◆ INSTRUCTION ◆
Please repeat the rows below word for word, keeping every line in its original order.
▼▼▼
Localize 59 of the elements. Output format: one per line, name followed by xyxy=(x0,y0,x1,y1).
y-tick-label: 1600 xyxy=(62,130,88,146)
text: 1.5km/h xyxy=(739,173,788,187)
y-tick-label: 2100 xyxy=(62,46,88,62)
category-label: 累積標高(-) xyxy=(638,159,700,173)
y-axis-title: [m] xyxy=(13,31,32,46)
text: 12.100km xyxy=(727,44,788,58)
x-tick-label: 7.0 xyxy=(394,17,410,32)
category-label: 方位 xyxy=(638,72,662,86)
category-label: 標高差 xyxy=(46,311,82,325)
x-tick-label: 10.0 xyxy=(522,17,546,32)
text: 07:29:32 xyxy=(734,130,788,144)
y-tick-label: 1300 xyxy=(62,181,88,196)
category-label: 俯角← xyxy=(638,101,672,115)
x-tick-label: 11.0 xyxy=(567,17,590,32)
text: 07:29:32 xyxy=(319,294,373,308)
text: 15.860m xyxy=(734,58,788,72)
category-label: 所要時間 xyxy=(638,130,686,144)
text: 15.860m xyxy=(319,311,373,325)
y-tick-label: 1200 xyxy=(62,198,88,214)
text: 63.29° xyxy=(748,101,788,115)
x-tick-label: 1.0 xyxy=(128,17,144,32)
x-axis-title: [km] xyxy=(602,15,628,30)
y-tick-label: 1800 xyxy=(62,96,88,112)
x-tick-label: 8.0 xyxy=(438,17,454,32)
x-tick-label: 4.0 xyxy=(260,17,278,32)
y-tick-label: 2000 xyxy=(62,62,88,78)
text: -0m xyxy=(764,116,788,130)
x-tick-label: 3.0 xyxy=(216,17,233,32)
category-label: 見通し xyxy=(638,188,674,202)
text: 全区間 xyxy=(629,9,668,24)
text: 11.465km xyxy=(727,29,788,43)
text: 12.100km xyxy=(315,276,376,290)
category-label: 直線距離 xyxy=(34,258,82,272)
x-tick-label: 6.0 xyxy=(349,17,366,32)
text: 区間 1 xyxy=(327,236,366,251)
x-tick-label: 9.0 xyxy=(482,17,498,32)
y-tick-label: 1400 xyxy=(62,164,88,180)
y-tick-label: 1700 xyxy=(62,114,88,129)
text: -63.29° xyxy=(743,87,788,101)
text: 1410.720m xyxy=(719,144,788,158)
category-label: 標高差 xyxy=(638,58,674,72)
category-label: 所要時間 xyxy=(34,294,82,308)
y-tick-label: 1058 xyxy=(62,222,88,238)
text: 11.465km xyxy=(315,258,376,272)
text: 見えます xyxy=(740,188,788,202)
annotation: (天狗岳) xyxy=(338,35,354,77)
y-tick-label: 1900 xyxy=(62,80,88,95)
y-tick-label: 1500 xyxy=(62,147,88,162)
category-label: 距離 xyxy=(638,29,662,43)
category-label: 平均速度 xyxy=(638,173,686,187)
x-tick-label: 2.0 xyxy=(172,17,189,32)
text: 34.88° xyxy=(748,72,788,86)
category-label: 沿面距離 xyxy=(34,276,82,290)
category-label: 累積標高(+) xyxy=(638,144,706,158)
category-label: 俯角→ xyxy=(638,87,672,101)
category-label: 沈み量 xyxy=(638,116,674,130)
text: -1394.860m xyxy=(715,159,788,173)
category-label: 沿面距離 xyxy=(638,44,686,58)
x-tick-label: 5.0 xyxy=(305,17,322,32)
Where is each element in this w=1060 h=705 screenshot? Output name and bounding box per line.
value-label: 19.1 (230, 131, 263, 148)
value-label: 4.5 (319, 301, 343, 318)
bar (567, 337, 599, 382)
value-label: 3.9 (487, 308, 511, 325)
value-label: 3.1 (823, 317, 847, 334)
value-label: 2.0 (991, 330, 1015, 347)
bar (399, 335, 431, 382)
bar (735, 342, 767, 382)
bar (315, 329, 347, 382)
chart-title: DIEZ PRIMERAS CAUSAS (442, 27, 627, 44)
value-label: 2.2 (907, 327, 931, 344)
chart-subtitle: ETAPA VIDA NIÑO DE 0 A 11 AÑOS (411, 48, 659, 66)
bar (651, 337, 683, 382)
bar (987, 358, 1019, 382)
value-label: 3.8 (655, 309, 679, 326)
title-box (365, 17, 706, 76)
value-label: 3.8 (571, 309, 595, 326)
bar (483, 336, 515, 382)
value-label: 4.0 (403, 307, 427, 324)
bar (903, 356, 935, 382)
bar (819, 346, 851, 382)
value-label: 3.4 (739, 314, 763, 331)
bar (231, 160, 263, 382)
▲▲▲
◆ COMPLETED TASK ◆
Localize 59 of the elements. Output format: one per line, name followed by xyxy=(x0,y0,x1,y1).
y-tick-label: 1600 xyxy=(62,130,88,146)
text: 1.5km/h xyxy=(739,173,788,187)
y-tick-label: 2100 xyxy=(62,46,88,62)
category-label: 累積標高(-) xyxy=(638,159,700,173)
y-axis-title: [m] xyxy=(13,31,32,46)
text: 12.100km xyxy=(727,44,788,58)
x-tick-label: 7.0 xyxy=(394,17,410,32)
category-label: 方位 xyxy=(638,72,662,86)
category-label: 標高差 xyxy=(46,311,82,325)
x-tick-label: 10.0 xyxy=(522,17,546,32)
text: 07:29:32 xyxy=(734,130,788,144)
y-tick-label: 1300 xyxy=(62,181,88,196)
category-label: 俯角← xyxy=(638,101,672,115)
x-tick-label: 11.0 xyxy=(567,17,590,32)
text: 07:29:32 xyxy=(319,294,373,308)
text: 15.860m xyxy=(734,58,788,72)
category-label: 所要時間 xyxy=(638,130,686,144)
text: 15.860m xyxy=(319,311,373,325)
y-tick-label: 1200 xyxy=(62,198,88,214)
text: 63.29° xyxy=(748,101,788,115)
x-tick-label: 1.0 xyxy=(128,17,144,32)
x-axis-title: [km] xyxy=(602,15,628,30)
y-tick-label: 1800 xyxy=(62,96,88,112)
x-tick-label: 8.0 xyxy=(438,17,454,32)
x-tick-label: 4.0 xyxy=(260,17,278,32)
y-tick-label: 2000 xyxy=(62,62,88,78)
text: -0m xyxy=(764,116,788,130)
x-tick-label: 3.0 xyxy=(216,17,233,32)
category-label: 見通し xyxy=(638,188,674,202)
text: 全区間 xyxy=(629,9,668,24)
text: 11.465km xyxy=(727,29,788,43)
text: 12.100km xyxy=(315,276,376,290)
category-label: 直線距離 xyxy=(34,258,82,272)
x-tick-label: 6.0 xyxy=(349,17,366,32)
text: 区間 1 xyxy=(327,236,366,251)
x-tick-label: 9.0 xyxy=(482,17,498,32)
y-tick-label: 1400 xyxy=(62,164,88,180)
y-tick-label: 1700 xyxy=(62,114,88,129)
text: -63.29° xyxy=(743,87,788,101)
text: 1410.720m xyxy=(719,144,788,158)
category-label: 標高差 xyxy=(638,58,674,72)
category-label: 所要時間 xyxy=(34,294,82,308)
y-tick-label: 1058 xyxy=(62,222,88,238)
text: 11.465km xyxy=(315,258,376,272)
text: 見えます xyxy=(740,188,788,202)
annotation: (天狗岳) xyxy=(338,35,354,77)
y-tick-label: 1900 xyxy=(62,80,88,95)
y-tick-label: 1500 xyxy=(62,147,88,162)
category-label: 距離 xyxy=(638,29,662,43)
category-label: 平均速度 xyxy=(638,173,686,187)
x-tick-label: 2.0 xyxy=(172,17,189,32)
text: 34.88° xyxy=(748,72,788,86)
category-label: 沿面距離 xyxy=(34,276,82,290)
category-label: 累積標高(+) xyxy=(638,144,706,158)
category-label: 俯角→ xyxy=(638,87,672,101)
category-label: 沈み量 xyxy=(638,116,674,130)
text: -1394.860m xyxy=(715,159,788,173)
category-label: 沿面距離 xyxy=(638,44,686,58)
x-tick-label: 5.0 xyxy=(305,17,322,32)
Where is each element in this w=1060 h=705 screenshot? Output name and bounding box per line.
value-label: 19.1 (230, 131, 263, 148)
value-label: 4.5 (319, 301, 343, 318)
bar (567, 337, 599, 382)
value-label: 3.9 (487, 308, 511, 325)
value-label: 3.1 (823, 317, 847, 334)
value-label: 2.0 (991, 330, 1015, 347)
bar (399, 335, 431, 382)
bar (735, 342, 767, 382)
bar (315, 329, 347, 382)
chart-title: DIEZ PRIMERAS CAUSAS (442, 27, 627, 44)
value-label: 2.2 (907, 327, 931, 344)
chart-subtitle: ETAPA VIDA NIÑO DE 0 A 11 AÑOS (411, 48, 659, 66)
bar (651, 337, 683, 382)
bar (987, 358, 1019, 382)
value-label: 3.8 (655, 309, 679, 326)
title-box (365, 17, 706, 76)
value-label: 3.8 (571, 309, 595, 326)
bar (483, 336, 515, 382)
value-label: 4.0 (403, 307, 427, 324)
bar (903, 356, 935, 382)
bar (819, 346, 851, 382)
value-label: 3.4 (739, 314, 763, 331)
bar (231, 160, 263, 382)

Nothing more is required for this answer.